Copy out every line of the records below word for word, with nothing changed or left out.
#### Material provided
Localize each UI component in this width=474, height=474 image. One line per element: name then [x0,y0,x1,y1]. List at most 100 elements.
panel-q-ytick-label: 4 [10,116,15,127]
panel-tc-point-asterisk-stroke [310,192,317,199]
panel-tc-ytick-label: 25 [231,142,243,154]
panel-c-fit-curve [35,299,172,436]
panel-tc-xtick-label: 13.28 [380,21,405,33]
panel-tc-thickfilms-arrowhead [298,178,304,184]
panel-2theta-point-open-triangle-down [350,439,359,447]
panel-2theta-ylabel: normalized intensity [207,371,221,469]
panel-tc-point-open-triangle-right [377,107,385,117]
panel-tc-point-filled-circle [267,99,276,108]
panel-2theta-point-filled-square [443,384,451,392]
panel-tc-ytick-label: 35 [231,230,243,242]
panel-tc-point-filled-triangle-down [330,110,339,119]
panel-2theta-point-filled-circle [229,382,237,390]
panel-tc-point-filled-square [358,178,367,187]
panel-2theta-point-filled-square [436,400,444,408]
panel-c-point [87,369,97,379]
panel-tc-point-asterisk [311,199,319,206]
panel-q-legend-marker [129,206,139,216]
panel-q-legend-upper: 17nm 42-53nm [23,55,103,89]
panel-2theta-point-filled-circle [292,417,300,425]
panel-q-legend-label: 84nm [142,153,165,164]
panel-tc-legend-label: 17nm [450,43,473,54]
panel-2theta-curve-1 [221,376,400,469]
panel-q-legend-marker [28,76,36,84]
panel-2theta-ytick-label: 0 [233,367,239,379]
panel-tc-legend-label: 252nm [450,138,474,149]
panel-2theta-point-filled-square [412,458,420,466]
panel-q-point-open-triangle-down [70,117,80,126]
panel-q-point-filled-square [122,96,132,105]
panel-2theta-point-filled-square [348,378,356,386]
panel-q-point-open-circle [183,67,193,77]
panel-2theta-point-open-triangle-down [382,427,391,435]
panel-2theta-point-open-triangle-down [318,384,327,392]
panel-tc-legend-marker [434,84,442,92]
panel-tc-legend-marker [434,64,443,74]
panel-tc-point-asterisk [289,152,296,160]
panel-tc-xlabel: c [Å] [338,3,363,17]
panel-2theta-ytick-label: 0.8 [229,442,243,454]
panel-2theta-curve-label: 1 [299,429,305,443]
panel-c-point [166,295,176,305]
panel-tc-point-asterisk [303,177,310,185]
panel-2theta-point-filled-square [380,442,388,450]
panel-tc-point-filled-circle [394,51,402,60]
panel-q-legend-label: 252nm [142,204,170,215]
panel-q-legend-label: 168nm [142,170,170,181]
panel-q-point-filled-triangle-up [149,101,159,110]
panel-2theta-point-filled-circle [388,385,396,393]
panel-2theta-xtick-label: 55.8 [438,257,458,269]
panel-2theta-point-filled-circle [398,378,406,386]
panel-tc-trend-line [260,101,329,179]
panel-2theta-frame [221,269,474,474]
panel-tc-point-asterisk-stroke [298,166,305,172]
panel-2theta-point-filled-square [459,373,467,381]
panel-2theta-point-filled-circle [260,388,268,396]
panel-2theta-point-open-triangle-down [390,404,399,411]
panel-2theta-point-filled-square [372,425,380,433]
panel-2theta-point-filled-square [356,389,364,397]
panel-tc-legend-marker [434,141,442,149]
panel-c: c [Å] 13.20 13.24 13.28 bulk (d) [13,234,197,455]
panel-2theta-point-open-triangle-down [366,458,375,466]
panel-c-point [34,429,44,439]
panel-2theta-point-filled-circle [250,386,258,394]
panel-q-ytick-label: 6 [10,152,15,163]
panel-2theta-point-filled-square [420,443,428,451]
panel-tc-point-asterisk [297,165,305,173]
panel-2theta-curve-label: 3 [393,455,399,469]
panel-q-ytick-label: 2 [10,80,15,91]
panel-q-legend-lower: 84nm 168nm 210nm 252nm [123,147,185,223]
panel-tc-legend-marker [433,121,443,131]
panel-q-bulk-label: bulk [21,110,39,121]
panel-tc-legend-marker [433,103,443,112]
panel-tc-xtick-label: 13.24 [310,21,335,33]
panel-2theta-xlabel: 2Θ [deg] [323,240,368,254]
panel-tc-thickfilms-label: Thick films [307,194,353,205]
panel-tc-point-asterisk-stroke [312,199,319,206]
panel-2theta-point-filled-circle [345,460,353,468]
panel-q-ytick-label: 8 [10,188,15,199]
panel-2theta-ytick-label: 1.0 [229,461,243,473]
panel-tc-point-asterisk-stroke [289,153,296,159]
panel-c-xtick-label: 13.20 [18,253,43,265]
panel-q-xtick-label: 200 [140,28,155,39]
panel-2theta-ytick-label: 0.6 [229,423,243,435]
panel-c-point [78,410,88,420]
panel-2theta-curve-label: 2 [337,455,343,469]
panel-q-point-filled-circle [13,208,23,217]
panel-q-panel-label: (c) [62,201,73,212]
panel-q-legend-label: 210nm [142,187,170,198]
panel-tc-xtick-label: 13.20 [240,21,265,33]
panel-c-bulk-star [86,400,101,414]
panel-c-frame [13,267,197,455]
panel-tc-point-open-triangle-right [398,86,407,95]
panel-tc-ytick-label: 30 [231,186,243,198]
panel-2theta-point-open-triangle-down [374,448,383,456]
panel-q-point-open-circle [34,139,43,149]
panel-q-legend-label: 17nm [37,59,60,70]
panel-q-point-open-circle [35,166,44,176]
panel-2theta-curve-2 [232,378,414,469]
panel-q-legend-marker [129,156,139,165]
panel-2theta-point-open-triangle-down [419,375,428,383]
########
Final result =>
Localize each UI component in this width=474, height=474 image. One line per element: name then [x0,y0,x1,y1]. List at most 100 elements.
panel-q-ytick-label: 4 [10,116,15,127]
panel-tc-point-asterisk-stroke [310,192,317,199]
panel-tc-ytick-label: 25 [231,142,243,154]
panel-c-fit-curve [35,299,172,436]
panel-tc-xtick-label: 13.28 [380,21,405,33]
panel-tc-thickfilms-arrowhead [298,178,304,184]
panel-2theta-point-open-triangle-down [350,439,359,447]
panel-2theta-ylabel: normalized intensity [207,371,221,469]
panel-tc-point-open-triangle-right [377,107,385,117]
panel-tc-point-filled-circle [267,99,276,108]
panel-2theta-point-filled-square [443,384,451,392]
panel-tc-ytick-label: 35 [231,230,243,242]
panel-tc-point-filled-triangle-down [330,110,339,119]
panel-2theta-point-filled-circle [229,382,237,390]
panel-tc-point-filled-square [358,178,367,187]
panel-2theta-point-filled-square [436,400,444,408]
panel-c-point [87,369,97,379]
panel-tc-point-asterisk [311,199,319,206]
panel-q-legend-marker [129,206,139,216]
panel-q-legend-upper: 17nm 42-53nm [23,55,103,89]
panel-2theta-point-filled-circle [292,417,300,425]
panel-q-legend-label: 84nm [142,153,165,164]
panel-tc-legend-label: 17nm [450,43,473,54]
panel-2theta-curve-1 [221,376,400,469]
panel-q-legend-marker [28,76,36,84]
panel-2theta-ytick-label: 0 [233,367,239,379]
panel-tc-legend-label: 252nm [450,138,474,149]
panel-2theta-point-filled-square [412,458,420,466]
panel-q-point-open-triangle-down [70,117,80,126]
panel-q-point-filled-square [122,96,132,105]
panel-2theta-point-filled-square [348,378,356,386]
panel-q-point-open-circle [183,67,193,77]
panel-2theta-point-open-triangle-down [382,427,391,435]
panel-2theta-point-open-triangle-down [318,384,327,392]
panel-tc-legend-marker [434,84,442,92]
panel-tc-legend-marker [434,64,443,74]
panel-tc-point-asterisk [289,152,296,160]
panel-tc-xlabel: c [Å] [338,3,363,17]
panel-2theta-ytick-label: 0.8 [229,442,243,454]
panel-2theta-curve-label: 1 [299,429,305,443]
panel-c-point [166,295,176,305]
panel-tc-point-asterisk [303,177,310,185]
panel-2theta-point-filled-square [380,442,388,450]
panel-tc-point-filled-circle [394,51,402,60]
panel-q-legend-label: 252nm [142,204,170,215]
panel-q-legend-label: 168nm [142,170,170,181]
panel-q-point-filled-triangle-up [149,101,159,110]
panel-2theta-point-filled-circle [388,385,396,393]
panel-2theta-xtick-label: 55.8 [438,257,458,269]
panel-2theta-point-filled-circle [398,378,406,386]
panel-tc-trend-line [260,101,329,179]
panel-2theta-frame [221,269,474,474]
panel-tc-point-asterisk-stroke [298,166,305,172]
panel-2theta-point-filled-square [459,373,467,381]
panel-2theta-point-filled-circle [260,388,268,396]
panel-2theta-point-open-triangle-down [390,404,399,411]
panel-2theta-point-filled-square [372,425,380,433]
panel-2theta-point-filled-square [356,389,364,397]
panel-tc-legend-marker [434,141,442,149]
panel-c: c [Å] 13.20 13.24 13.28 bulk (d) [13,234,197,455]
panel-2theta-point-open-triangle-down [366,458,375,466]
panel-c-point [34,429,44,439]
panel-2theta-point-filled-circle [250,386,258,394]
panel-q-ytick-label: 6 [10,152,15,163]
panel-2theta-point-filled-square [420,443,428,451]
panel-tc-point-asterisk [297,165,305,173]
panel-2theta-curve-label: 3 [393,455,399,469]
panel-q-ytick-label: 2 [10,80,15,91]
panel-q-legend-lower: 84nm 168nm 210nm 252nm [123,147,185,223]
panel-tc-legend-marker [433,121,443,131]
panel-q-bulk-label: bulk [21,110,39,121]
panel-tc-legend-marker [433,103,443,112]
panel-tc-xtick-label: 13.24 [310,21,335,33]
panel-2theta-xlabel: 2Θ [deg] [323,240,368,254]
panel-tc-thickfilms-label: Thick films [307,194,353,205]
panel-tc-point-asterisk-stroke [312,199,319,206]
panel-2theta-point-filled-circle [345,460,353,468]
panel-q-ytick-label: 8 [10,188,15,199]
panel-2theta-ytick-label: 1.0 [229,461,243,473]
panel-tc-point-asterisk-stroke [289,153,296,159]
panel-c-xtick-label: 13.20 [18,253,43,265]
panel-q-xtick-label: 200 [140,28,155,39]
panel-2theta-ytick-label: 0.6 [229,423,243,435]
panel-c-point [78,410,88,420]
panel-2theta-curve-label: 2 [337,455,343,469]
panel-q-point-filled-circle [13,208,23,217]
panel-q-panel-label: (c) [62,201,73,212]
panel-q-legend-label: 210nm [142,187,170,198]
panel-tc-xtick-label: 13.20 [240,21,265,33]
panel-c-bulk-star [86,400,101,414]
panel-c-frame [13,267,197,455]
panel-tc-point-open-triangle-right [398,86,407,95]
panel-tc-ytick-label: 30 [231,186,243,198]
panel-2theta-point-open-triangle-down [374,448,383,456]
panel-q-point-open-circle [34,139,43,149]
panel-q-legend-label: 17nm [37,59,60,70]
panel-q-point-open-circle [35,166,44,176]
panel-2theta-curve-2 [232,378,414,469]
panel-q-legend-marker [129,156,139,165]
panel-2theta-point-open-triangle-down [419,375,428,383]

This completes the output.